[Collected data entries]
-- Start --
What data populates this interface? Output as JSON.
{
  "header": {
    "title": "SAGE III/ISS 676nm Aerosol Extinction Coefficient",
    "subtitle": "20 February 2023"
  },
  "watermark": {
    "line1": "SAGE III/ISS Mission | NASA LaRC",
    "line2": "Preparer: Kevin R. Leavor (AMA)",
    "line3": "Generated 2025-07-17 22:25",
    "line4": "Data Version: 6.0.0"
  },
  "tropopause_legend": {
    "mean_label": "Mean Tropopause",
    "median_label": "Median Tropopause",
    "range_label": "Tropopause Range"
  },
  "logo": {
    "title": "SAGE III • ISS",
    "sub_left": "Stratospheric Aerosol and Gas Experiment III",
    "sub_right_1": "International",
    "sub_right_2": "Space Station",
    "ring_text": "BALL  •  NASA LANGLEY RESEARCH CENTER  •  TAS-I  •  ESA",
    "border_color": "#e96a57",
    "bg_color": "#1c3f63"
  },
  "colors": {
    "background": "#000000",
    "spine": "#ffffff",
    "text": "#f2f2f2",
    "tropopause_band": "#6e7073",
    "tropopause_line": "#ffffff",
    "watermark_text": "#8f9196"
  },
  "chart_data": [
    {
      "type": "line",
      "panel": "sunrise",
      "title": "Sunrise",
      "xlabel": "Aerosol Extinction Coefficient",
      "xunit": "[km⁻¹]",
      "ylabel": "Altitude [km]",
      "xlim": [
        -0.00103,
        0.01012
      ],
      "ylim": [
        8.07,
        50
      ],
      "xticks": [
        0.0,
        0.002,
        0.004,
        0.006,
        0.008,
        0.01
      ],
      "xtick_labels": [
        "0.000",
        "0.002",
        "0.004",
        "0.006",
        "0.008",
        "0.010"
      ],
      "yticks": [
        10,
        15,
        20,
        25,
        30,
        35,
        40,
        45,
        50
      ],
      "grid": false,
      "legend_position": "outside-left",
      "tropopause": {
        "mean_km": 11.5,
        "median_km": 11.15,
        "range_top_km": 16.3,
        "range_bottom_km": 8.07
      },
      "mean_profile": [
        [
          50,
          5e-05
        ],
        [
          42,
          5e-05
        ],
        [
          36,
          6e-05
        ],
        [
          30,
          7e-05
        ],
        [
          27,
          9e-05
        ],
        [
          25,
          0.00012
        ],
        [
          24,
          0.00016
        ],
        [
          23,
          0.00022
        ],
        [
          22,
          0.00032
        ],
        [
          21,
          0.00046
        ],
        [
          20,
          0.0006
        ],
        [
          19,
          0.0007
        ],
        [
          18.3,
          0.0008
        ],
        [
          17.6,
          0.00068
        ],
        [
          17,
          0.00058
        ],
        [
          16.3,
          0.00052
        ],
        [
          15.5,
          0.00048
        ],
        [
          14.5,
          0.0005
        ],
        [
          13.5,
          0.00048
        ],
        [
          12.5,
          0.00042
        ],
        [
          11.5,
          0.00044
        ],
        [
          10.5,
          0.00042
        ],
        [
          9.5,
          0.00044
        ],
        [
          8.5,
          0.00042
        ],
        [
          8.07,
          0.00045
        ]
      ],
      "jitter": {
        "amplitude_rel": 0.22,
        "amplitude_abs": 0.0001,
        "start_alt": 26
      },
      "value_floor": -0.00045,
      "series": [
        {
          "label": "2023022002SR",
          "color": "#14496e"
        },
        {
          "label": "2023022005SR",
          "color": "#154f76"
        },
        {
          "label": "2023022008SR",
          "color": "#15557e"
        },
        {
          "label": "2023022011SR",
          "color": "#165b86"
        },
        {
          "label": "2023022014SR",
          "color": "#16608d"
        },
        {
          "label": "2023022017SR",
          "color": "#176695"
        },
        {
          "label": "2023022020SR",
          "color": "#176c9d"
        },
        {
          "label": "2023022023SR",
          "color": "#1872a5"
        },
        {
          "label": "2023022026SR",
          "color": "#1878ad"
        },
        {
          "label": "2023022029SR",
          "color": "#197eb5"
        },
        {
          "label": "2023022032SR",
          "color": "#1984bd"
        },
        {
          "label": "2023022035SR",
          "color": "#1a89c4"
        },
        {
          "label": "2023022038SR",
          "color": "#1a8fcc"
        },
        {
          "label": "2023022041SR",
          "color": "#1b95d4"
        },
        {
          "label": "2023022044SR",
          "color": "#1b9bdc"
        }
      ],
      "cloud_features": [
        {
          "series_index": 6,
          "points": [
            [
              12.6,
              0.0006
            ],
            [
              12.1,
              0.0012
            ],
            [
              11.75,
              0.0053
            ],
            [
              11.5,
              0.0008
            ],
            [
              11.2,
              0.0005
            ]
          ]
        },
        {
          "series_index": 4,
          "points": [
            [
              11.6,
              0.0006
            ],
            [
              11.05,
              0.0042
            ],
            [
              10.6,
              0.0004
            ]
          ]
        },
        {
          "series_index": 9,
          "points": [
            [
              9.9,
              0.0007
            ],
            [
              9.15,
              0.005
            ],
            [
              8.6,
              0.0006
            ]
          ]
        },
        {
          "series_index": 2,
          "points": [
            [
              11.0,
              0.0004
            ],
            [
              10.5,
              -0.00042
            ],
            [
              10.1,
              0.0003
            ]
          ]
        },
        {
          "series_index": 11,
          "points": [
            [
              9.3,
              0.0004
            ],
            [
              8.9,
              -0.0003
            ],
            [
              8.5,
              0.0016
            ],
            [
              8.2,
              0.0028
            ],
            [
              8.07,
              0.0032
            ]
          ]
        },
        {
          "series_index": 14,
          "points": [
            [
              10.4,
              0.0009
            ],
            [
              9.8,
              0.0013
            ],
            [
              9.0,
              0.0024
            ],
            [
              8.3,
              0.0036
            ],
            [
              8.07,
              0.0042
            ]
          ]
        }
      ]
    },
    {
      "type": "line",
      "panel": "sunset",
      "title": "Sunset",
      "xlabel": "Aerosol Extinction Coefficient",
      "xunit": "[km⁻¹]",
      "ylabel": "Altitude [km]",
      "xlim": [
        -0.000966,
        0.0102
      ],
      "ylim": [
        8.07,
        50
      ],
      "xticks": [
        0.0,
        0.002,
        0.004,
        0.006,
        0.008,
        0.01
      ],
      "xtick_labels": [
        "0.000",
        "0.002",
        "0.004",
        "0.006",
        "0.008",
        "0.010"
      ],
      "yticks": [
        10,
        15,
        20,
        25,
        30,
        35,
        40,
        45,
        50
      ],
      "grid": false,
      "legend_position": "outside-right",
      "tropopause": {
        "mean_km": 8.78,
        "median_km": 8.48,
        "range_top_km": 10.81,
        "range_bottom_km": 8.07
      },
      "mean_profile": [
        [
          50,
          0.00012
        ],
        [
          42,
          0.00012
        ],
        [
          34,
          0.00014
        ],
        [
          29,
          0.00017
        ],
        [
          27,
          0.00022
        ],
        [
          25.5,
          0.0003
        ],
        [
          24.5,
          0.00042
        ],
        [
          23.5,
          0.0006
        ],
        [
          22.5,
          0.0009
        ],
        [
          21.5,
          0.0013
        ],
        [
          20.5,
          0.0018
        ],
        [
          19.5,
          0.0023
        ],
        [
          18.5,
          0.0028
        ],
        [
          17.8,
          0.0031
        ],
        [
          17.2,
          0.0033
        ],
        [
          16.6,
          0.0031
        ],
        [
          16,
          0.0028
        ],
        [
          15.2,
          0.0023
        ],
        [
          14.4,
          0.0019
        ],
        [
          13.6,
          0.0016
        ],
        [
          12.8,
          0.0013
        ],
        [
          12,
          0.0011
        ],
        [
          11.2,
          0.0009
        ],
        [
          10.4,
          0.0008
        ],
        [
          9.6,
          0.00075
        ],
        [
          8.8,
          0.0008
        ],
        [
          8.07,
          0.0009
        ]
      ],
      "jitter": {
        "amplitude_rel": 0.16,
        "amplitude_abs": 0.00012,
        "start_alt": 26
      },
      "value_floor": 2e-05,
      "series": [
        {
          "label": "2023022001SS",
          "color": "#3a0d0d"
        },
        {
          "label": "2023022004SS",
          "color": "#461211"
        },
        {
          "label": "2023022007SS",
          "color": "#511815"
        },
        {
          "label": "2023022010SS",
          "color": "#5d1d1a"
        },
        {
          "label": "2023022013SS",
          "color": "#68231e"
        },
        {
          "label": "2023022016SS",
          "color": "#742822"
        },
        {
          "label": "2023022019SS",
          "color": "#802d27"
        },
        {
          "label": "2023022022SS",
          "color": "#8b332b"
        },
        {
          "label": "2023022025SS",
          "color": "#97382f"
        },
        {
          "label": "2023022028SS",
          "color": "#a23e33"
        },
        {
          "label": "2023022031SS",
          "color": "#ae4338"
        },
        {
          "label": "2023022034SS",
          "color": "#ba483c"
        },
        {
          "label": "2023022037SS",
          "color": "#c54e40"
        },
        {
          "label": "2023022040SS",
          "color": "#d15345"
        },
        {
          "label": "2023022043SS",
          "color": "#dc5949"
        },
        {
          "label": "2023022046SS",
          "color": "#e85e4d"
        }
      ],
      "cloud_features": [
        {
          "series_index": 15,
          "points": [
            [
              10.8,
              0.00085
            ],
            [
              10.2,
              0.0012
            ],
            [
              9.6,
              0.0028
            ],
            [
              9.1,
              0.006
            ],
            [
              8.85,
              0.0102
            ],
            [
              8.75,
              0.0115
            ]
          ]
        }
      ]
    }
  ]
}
-- End --
(Brief):
Search the listing above for the string "outside". Copy every line that contains it.

(Output for this task):
      "legend_position": "outside-left",
      "legend_position": "outside-right",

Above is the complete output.